What needs to be done ::
Reproduce the line that contains "Give me a plain-text" and every line after it through the end of the records, exactly, with nothing added.

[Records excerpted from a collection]
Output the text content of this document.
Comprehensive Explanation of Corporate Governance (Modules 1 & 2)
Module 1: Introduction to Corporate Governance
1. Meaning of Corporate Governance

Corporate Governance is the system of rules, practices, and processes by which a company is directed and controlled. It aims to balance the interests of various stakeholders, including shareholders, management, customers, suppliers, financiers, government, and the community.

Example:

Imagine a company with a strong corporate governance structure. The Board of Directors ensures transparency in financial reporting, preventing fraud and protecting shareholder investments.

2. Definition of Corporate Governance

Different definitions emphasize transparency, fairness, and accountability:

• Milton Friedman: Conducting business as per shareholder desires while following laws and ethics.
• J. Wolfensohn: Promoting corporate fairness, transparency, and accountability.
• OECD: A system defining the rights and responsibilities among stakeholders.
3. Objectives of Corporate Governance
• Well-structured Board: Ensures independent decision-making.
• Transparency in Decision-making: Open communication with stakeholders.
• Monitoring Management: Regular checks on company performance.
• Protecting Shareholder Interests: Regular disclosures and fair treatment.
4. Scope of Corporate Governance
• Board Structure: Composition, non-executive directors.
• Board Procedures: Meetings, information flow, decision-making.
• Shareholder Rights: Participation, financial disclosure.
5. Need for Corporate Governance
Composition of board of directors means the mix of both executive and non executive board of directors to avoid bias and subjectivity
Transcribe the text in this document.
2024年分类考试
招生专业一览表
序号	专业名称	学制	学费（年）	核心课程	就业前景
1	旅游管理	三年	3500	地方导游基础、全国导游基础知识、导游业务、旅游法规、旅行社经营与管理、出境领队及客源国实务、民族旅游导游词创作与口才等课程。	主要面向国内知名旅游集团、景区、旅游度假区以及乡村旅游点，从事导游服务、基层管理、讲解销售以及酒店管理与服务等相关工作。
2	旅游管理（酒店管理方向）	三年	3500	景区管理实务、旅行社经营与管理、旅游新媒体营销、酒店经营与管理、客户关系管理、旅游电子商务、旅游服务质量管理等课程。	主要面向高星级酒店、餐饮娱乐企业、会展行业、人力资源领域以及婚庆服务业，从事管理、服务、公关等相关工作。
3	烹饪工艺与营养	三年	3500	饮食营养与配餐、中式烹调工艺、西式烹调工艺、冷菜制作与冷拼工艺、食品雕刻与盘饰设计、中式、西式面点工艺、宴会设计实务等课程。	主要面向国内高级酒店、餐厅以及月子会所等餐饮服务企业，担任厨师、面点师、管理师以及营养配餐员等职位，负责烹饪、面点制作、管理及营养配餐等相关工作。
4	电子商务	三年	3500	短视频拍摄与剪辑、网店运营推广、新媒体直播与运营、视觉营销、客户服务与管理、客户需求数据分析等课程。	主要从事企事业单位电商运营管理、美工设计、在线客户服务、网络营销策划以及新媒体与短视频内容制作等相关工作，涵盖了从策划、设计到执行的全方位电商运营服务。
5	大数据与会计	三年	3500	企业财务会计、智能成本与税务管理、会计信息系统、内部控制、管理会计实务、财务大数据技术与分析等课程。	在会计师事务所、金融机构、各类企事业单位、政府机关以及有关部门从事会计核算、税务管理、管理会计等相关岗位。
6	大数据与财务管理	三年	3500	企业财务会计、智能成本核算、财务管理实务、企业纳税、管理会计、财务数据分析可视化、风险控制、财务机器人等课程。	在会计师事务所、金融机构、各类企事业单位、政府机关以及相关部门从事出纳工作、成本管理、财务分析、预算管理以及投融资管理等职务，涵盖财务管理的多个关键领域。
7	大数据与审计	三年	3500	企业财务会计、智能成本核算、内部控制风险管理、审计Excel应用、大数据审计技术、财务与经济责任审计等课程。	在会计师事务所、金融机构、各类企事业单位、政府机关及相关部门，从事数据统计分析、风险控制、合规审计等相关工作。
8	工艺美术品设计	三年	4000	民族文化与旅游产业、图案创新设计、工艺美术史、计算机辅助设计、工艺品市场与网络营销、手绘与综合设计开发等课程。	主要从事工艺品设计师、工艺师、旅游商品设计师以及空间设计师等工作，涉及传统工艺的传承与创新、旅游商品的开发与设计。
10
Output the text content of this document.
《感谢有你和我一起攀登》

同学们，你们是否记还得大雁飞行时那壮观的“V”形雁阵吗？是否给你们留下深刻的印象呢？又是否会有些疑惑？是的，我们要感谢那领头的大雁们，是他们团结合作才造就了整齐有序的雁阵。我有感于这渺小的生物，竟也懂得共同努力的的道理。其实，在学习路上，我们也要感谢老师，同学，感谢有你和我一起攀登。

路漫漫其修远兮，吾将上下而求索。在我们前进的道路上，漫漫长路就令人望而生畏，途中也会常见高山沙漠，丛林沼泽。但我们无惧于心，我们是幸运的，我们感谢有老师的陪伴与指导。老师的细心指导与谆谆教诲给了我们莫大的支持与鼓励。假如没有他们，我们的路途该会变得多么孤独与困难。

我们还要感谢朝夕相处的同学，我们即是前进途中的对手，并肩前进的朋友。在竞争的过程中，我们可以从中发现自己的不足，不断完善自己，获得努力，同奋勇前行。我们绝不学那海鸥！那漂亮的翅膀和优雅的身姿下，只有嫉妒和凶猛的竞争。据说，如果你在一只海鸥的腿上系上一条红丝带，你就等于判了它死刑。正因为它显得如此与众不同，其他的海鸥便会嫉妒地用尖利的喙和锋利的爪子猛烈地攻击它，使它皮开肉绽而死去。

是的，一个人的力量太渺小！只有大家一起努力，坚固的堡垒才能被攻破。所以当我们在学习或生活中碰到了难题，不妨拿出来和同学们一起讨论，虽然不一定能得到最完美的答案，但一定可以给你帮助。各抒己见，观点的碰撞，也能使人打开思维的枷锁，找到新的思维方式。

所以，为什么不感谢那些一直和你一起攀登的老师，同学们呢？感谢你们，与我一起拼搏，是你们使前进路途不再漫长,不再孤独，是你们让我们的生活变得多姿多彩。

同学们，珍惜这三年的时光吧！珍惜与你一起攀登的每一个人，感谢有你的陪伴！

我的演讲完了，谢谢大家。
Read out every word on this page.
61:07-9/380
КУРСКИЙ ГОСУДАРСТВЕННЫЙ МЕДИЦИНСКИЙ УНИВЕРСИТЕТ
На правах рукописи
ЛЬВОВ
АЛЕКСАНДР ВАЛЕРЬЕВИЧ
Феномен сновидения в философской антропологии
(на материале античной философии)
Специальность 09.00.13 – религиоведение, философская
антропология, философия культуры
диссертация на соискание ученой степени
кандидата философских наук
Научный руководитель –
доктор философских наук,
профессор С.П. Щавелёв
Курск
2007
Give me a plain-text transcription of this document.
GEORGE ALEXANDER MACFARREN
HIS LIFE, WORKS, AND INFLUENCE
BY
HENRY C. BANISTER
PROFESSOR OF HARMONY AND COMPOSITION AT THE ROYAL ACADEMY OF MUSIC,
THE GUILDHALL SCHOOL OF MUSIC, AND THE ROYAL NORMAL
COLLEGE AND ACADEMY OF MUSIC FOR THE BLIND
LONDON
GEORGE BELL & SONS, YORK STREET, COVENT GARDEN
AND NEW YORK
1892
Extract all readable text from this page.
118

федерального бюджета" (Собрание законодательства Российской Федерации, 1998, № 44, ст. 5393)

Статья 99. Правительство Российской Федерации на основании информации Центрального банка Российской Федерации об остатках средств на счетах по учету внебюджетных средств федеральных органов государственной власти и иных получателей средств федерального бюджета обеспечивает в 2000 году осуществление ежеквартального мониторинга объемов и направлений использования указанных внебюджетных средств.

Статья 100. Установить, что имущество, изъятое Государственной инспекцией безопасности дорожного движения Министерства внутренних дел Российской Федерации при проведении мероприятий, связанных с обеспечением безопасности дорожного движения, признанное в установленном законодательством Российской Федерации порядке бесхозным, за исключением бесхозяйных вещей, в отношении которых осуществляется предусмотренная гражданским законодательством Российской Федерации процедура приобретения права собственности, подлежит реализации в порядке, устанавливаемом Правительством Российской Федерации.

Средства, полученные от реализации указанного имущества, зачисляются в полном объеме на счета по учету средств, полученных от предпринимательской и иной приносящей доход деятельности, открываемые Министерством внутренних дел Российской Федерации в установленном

Result for this task ::
Give me a plain-text transcription of this document.
GEORGE ALEXANDER MACFARREN
HIS LIFE, WORKS, AND INFLUENCE
BY
HENRY C. BANISTER
PROFESSOR OF HARMONY AND COMPOSITION AT THE ROYAL ACADEMY OF MUSIC,
THE GUILDHALL SCHOOL OF MUSIC, AND THE ROYAL NORMAL
COLLEGE AND ACADEMY OF MUSIC FOR THE BLIND
LONDON
GEORGE BELL & SONS, YORK STREET, COVENT GARDEN
AND NEW YORK
1892
Extract all readable text from this page.
118

федерального бюджета" (Собрание законодательства Российской Федерации, 1998, № 44, ст. 5393)

Статья 99. Правительство Российской Федерации на основании информации Центрального банка Российской Федерации об остатках средств на счетах по учету внебюджетных средств федеральных органов государственной власти и иных получателей средств федерального бюджета обеспечивает в 2000 году осуществление ежеквартального мониторинга объемов и направлений использования указанных внебюджетных средств.

Статья 100. Установить, что имущество, изъятое Государственной инспекцией безопасности дорожного движения Министерства внутренних дел Российской Федерации при проведении мероприятий, связанных с обеспечением безопасности дорожного движения, признанное в установленном законодательством Российской Федерации порядке бесхозным, за исключением бесхозяйных вещей, в отношении которых осуществляется предусмотренная гражданским законодательством Российской Федерации процедура приобретения права собственности, подлежит реализации в порядке, устанавливаемом Правительством Российской Федерации.

Средства, полученные от реализации указанного имущества, зачисляются в полном объеме на счета по учету средств, полученных от предпринимательской и иной приносящей доход деятельности, открываемые Министерством внутренних дел Российской Федерации в установленном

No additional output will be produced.